**Written request:** Rewrite the records below, replacing each "code-line" with "source-line" and changing nothing else. Leave the pictures out of your answer.

**Information supplied:**

= = = =

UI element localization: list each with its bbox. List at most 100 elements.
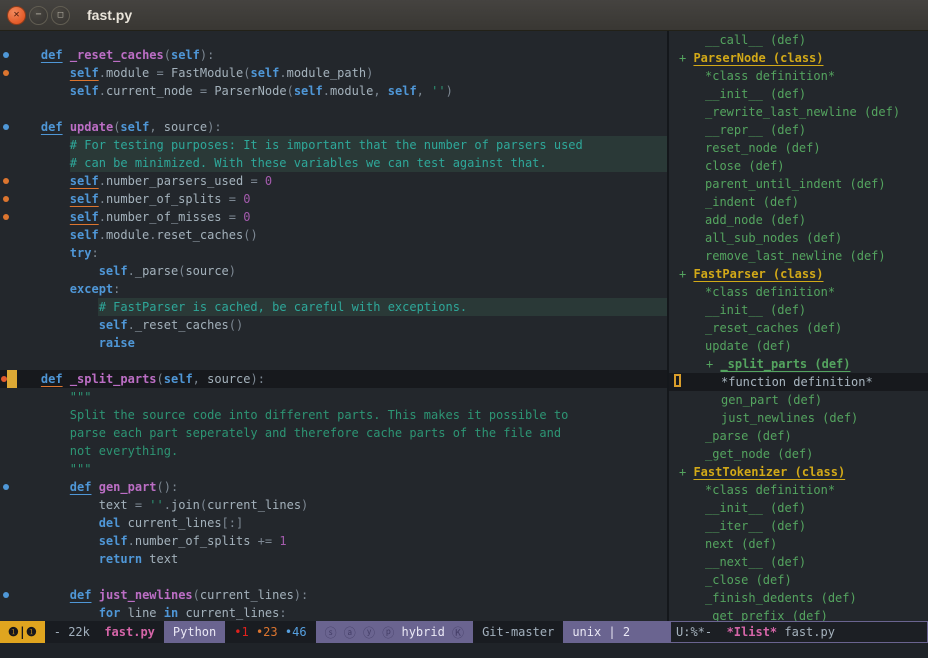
outline-item-label: _finish_dedents (def)	[705, 591, 857, 605]
code-line[interactable]	[0, 568, 667, 586]
window-title: fast.py	[87, 7, 132, 23]
outline-item[interactable]: _get_node (def)	[669, 445, 928, 463]
mode-line: ❶|❶- 22k fast.pyPython•1 •23 •46ⓢ ⓐ ⓨ ⓟ …	[0, 621, 928, 643]
outline-item[interactable]: __call__ (def)	[669, 31, 928, 49]
outline-item[interactable]: _reset_caches (def)	[669, 319, 928, 337]
minimize-button[interactable]: −	[29, 6, 48, 25]
outline-item-label: __init__ (def)	[705, 501, 806, 515]
echo-area[interactable]	[0, 643, 928, 658]
outline-item-label: *class definition*	[705, 483, 835, 497]
outline-item[interactable]: reset_node (def)	[669, 139, 928, 157]
outline-item[interactable]: + FastTokenizer (class)	[669, 463, 928, 481]
inactive-cursor-box-icon	[674, 374, 681, 387]
outline-item[interactable]: __init__ (def)	[669, 85, 928, 103]
code-line[interactable]: self._reset_caches()	[0, 316, 667, 334]
code-line[interactable]: self.number_of_misses = 0	[0, 208, 667, 226]
flycheck-warning-dot-icon	[3, 196, 9, 202]
code-line[interactable]: # For testing purposes: It is important …	[0, 136, 667, 154]
outline-item[interactable]: all_sub_nodes (def)	[669, 229, 928, 247]
code-line[interactable]: Split the source code into different par…	[0, 406, 667, 424]
code-line[interactable]: self.number_of_splits += 1	[0, 532, 667, 550]
close-button[interactable]: ✕	[7, 6, 26, 25]
outline-item-label: close (def)	[705, 159, 784, 173]
outline-item[interactable]: update (def)	[669, 337, 928, 355]
code-line[interactable]: self._parse(source)	[0, 262, 667, 280]
modeline-buffer-name: *Ilist*	[727, 625, 778, 639]
fringe-current-line-bar-icon	[7, 370, 17, 388]
code-line[interactable]: def update(self, source):	[0, 118, 667, 136]
code-line[interactable]	[0, 100, 667, 118]
outline-item[interactable]: _get_prefix (def)	[669, 607, 928, 621]
outline-item-label: add_node (def)	[705, 213, 806, 227]
code-line[interactable]: """	[0, 460, 667, 478]
imenu-list-pane[interactable]: __call__ (def)+ ParserNode (class)*class…	[669, 31, 928, 621]
code-line[interactable]: for line in current_lines:	[0, 604, 667, 621]
outline-item[interactable]: __init__ (def)	[669, 301, 928, 319]
outline-item[interactable]: _parse (def)	[669, 427, 928, 445]
outline-item[interactable]: _finish_dedents (def)	[669, 589, 928, 607]
outline-item[interactable]: *function definition*	[669, 373, 928, 391]
modeline-segment-window-number[interactable]: ❶|❶	[0, 621, 45, 643]
code-line[interactable]: try:	[0, 244, 667, 262]
outline-item[interactable]: __next__ (def)	[669, 553, 928, 571]
editor-area: def _reset_caches(self): self.module = F…	[0, 31, 928, 621]
outline-item[interactable]: _close (def)	[669, 571, 928, 589]
modeline-segment-major-mode[interactable]: Python	[164, 621, 225, 643]
code-line[interactable]: text = ''.join(current_lines)	[0, 496, 667, 514]
code-line[interactable]: self.module = FastModule(self.module_pat…	[0, 64, 667, 82]
expand-plus-icon: +	[679, 51, 693, 65]
modeline-segment-buffer-info[interactable]: - 22k fast.py	[45, 621, 164, 643]
code-editor-pane[interactable]: def _reset_caches(self): self.module = F…	[0, 31, 667, 621]
code-line[interactable]: raise	[0, 334, 667, 352]
flycheck-info-dot-icon	[3, 52, 9, 58]
outline-item[interactable]: parent_until_indent (def)	[669, 175, 928, 193]
outline-item[interactable]: + _split_parts (def)	[669, 355, 928, 373]
outline-item[interactable]: remove_last_newline (def)	[669, 247, 928, 265]
code-line[interactable]: self.module.reset_caches()	[0, 226, 667, 244]
code-line[interactable]: self.number_parsers_used = 0	[0, 172, 667, 190]
modeline-segment-flycheck-counts[interactable]: •1 •23 •46	[225, 621, 315, 643]
outline-item-label: _get_prefix (def)	[705, 609, 828, 621]
outline-item[interactable]: _rewrite_last_newline (def)	[669, 103, 928, 121]
outline-item-label: just_newlines (def)	[721, 411, 858, 425]
maximize-button[interactable]: □	[51, 6, 70, 25]
outline-item[interactable]: *class definition*	[669, 283, 928, 301]
code-line[interactable]: # FastParser is cached, be careful with …	[0, 298, 667, 316]
modeline-segment-encoding[interactable]: unix | 2	[563, 621, 670, 643]
code-line[interactable]: """	[0, 388, 667, 406]
outline-item[interactable]: __repr__ (def)	[669, 121, 928, 139]
code-line[interactable]: def _reset_caches(self):	[0, 46, 667, 64]
outline-item[interactable]: close (def)	[669, 157, 928, 175]
code-line[interactable]: def just_newlines(current_lines):	[0, 586, 667, 604]
code-line[interactable]: self.current_node = ParserNode(self.modu…	[0, 82, 667, 100]
code-line[interactable]: def _split_parts(self, source):	[0, 370, 667, 388]
flycheck-info-dot-icon	[3, 484, 9, 490]
outline-item[interactable]: next (def)	[669, 535, 928, 553]
flycheck-warning-dot-icon	[3, 214, 9, 220]
code-line[interactable]: parse each part seperately and therefore…	[0, 424, 667, 442]
outline-item[interactable]: just_newlines (def)	[669, 409, 928, 427]
mode-line-right-window[interactable]: U:%*- *Ilist* fast.py	[670, 621, 928, 643]
outline-item[interactable]: gen_part (def)	[669, 391, 928, 409]
outline-item[interactable]: *class definition*	[669, 67, 928, 85]
code-line[interactable]: return text	[0, 550, 667, 568]
code-line[interactable]: del current_lines[:]	[0, 514, 667, 532]
outline-item-label: reset_node (def)	[705, 141, 821, 155]
outline-item[interactable]: *class definition*	[669, 481, 928, 499]
code-line[interactable]: self.number_of_splits = 0	[0, 190, 667, 208]
outline-item-label: _parse (def)	[705, 429, 792, 443]
code-line[interactable]	[0, 352, 667, 370]
modeline-segment-minor-modes[interactable]: ⓢ ⓐ ⓨ ⓟ hybrid Ⓚ	[316, 621, 474, 643]
code-line[interactable]: except:	[0, 280, 667, 298]
outline-item[interactable]: __init__ (def)	[669, 499, 928, 517]
outline-item[interactable]: __iter__ (def)	[669, 517, 928, 535]
code-line[interactable]: not everything.	[0, 442, 667, 460]
flycheck-warning-dot-icon	[3, 70, 9, 76]
outline-item[interactable]: add_node (def)	[669, 211, 928, 229]
outline-item[interactable]: + FastParser (class)	[669, 265, 928, 283]
outline-item[interactable]: _indent (def)	[669, 193, 928, 211]
code-line[interactable]: def gen_part():	[0, 478, 667, 496]
code-line[interactable]: # can be minimized. With these variables…	[0, 154, 667, 172]
modeline-segment-version-control[interactable]: Git-master	[473, 621, 563, 643]
outline-item[interactable]: + ParserNode (class)	[669, 49, 928, 67]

= = = =

**Answer for the task:**
UI element localization: list each with its bbox. List at most 100 elements.
outline-item-label: _finish_dedents (def)	[705, 591, 857, 605]
source-line[interactable]	[0, 568, 667, 586]
window-title: fast.py	[87, 7, 132, 23]
outline-item[interactable]: _get_node (def)	[669, 445, 928, 463]
mode-line: ❶|❶- 22k fast.pyPython•1 •23 •46ⓢ ⓐ ⓨ ⓟ …	[0, 621, 928, 643]
outline-item[interactable]: __call__ (def)	[669, 31, 928, 49]
outline-item[interactable]: _reset_caches (def)	[669, 319, 928, 337]
minimize-button[interactable]: −	[29, 6, 48, 25]
outline-item-label: __init__ (def)	[705, 501, 806, 515]
echo-area[interactable]	[0, 643, 928, 658]
outline-item-label: *class definition*	[705, 483, 835, 497]
outline-item[interactable]: reset_node (def)	[669, 139, 928, 157]
outline-item[interactable]: + FastTokenizer (class)	[669, 463, 928, 481]
inactive-cursor-box-icon	[674, 374, 681, 387]
outline-item[interactable]: __init__ (def)	[669, 85, 928, 103]
source-line[interactable]: self._reset_caches()	[0, 316, 667, 334]
source-line[interactable]: self.number_of_misses = 0	[0, 208, 667, 226]
flycheck-warning-dot-icon	[3, 196, 9, 202]
source-line[interactable]: # For testing purposes: It is important …	[0, 136, 667, 154]
outline-item[interactable]: all_sub_nodes (def)	[669, 229, 928, 247]
source-line[interactable]: Split the source code into different par…	[0, 406, 667, 424]
source-line[interactable]: self.number_of_splits += 1	[0, 532, 667, 550]
close-button[interactable]: ✕	[7, 6, 26, 25]
outline-item-label: close (def)	[705, 159, 784, 173]
outline-item[interactable]: update (def)	[669, 337, 928, 355]
source-line[interactable]: self._parse(source)	[0, 262, 667, 280]
modeline-buffer-name: *Ilist*	[727, 625, 778, 639]
fringe-current-line-bar-icon	[7, 370, 17, 388]
source-line[interactable]: def update(self, source):	[0, 118, 667, 136]
source-line[interactable]	[0, 100, 667, 118]
outline-item[interactable]: _get_prefix (def)	[669, 607, 928, 621]
outline-item-label: add_node (def)	[705, 213, 806, 227]
source-line[interactable]: """	[0, 460, 667, 478]
imenu-list-pane[interactable]: __call__ (def)+ ParserNode (class)*class…	[669, 31, 928, 621]
source-line[interactable]: for line in current_lines:	[0, 604, 667, 621]
outline-item[interactable]: __init__ (def)	[669, 301, 928, 319]
outline-item[interactable]: _parse (def)	[669, 427, 928, 445]
outline-item[interactable]: _finish_dedents (def)	[669, 589, 928, 607]
outline-item[interactable]: *function definition*	[669, 373, 928, 391]
modeline-segment-window-number[interactable]: ❶|❶	[0, 621, 45, 643]
source-line[interactable]: try:	[0, 244, 667, 262]
outline-item[interactable]: __next__ (def)	[669, 553, 928, 571]
editor-area: def _reset_caches(self): self.module = F…	[0, 31, 928, 621]
outline-item[interactable]: _close (def)	[669, 571, 928, 589]
modeline-segment-major-mode[interactable]: Python	[164, 621, 225, 643]
source-line[interactable]: text = ''.join(current_lines)	[0, 496, 667, 514]
source-line[interactable]: self.module = FastModule(self.module_pat…	[0, 64, 667, 82]
expand-plus-icon: +	[679, 51, 693, 65]
modeline-segment-buffer-info[interactable]: - 22k fast.py	[45, 621, 164, 643]
code-editor-pane[interactable]: def _reset_caches(self): self.module = F…	[0, 31, 667, 621]
source-line[interactable]: raise	[0, 334, 667, 352]
flycheck-info-dot-icon	[3, 52, 9, 58]
outline-item[interactable]: parent_until_indent (def)	[669, 175, 928, 193]
outline-item[interactable]: + _split_parts (def)	[669, 355, 928, 373]
outline-item[interactable]: remove_last_newline (def)	[669, 247, 928, 265]
source-line[interactable]: self.module.reset_caches()	[0, 226, 667, 244]
source-line[interactable]: self.number_parsers_used = 0	[0, 172, 667, 190]
modeline-segment-flycheck-counts[interactable]: •1 •23 •46	[225, 621, 315, 643]
outline-item-label: _get_prefix (def)	[705, 609, 828, 621]
outline-item[interactable]: _rewrite_last_newline (def)	[669, 103, 928, 121]
outline-item-label: just_newlines (def)	[721, 411, 858, 425]
maximize-button[interactable]: □	[51, 6, 70, 25]
outline-item[interactable]: *class definition*	[669, 283, 928, 301]
source-line[interactable]: # FastParser is cached, be careful with …	[0, 298, 667, 316]
modeline-segment-encoding[interactable]: unix | 2	[563, 621, 670, 643]
source-line[interactable]: """	[0, 388, 667, 406]
outline-item[interactable]: __repr__ (def)	[669, 121, 928, 139]
source-line[interactable]: def _reset_caches(self):	[0, 46, 667, 64]
outline-item[interactable]: close (def)	[669, 157, 928, 175]
source-line[interactable]: def just_newlines(current_lines):	[0, 586, 667, 604]
source-line[interactable]: self.current_node = ParserNode(self.modu…	[0, 82, 667, 100]
source-line[interactable]: def _split_parts(self, source):	[0, 370, 667, 388]
flycheck-info-dot-icon	[3, 484, 9, 490]
outline-item[interactable]: next (def)	[669, 535, 928, 553]
flycheck-warning-dot-icon	[3, 214, 9, 220]
source-line[interactable]: parse each part seperately and therefore…	[0, 424, 667, 442]
outline-item[interactable]: just_newlines (def)	[669, 409, 928, 427]
mode-line-right-window[interactable]: U:%*- *Ilist* fast.py	[670, 621, 928, 643]
outline-item[interactable]: gen_part (def)	[669, 391, 928, 409]
outline-item[interactable]: *class definition*	[669, 67, 928, 85]
source-line[interactable]: return text	[0, 550, 667, 568]
source-line[interactable]: del current_lines[:]	[0, 514, 667, 532]
outline-item-label: reset_node (def)	[705, 141, 821, 155]
outline-item[interactable]: *class definition*	[669, 481, 928, 499]
source-line[interactable]: self.number_of_splits = 0	[0, 190, 667, 208]
outline-item-label: _parse (def)	[705, 429, 792, 443]
source-line[interactable]	[0, 352, 667, 370]
modeline-segment-minor-modes[interactable]: ⓢ ⓐ ⓨ ⓟ hybrid Ⓚ	[316, 621, 474, 643]
source-line[interactable]: except:	[0, 280, 667, 298]
outline-item[interactable]: __init__ (def)	[669, 499, 928, 517]
outline-item[interactable]: __iter__ (def)	[669, 517, 928, 535]
source-line[interactable]: not everything.	[0, 442, 667, 460]
flycheck-warning-dot-icon	[3, 70, 9, 76]
outline-item[interactable]: add_node (def)	[669, 211, 928, 229]
outline-item[interactable]: + FastParser (class)	[669, 265, 928, 283]
outline-item[interactable]: _indent (def)	[669, 193, 928, 211]
source-line[interactable]: def gen_part():	[0, 478, 667, 496]
source-line[interactable]: # can be minimized. With these variables…	[0, 154, 667, 172]
modeline-segment-version-control[interactable]: Git-master	[473, 621, 563, 643]
outline-item[interactable]: + ParserNode (class)	[669, 49, 928, 67]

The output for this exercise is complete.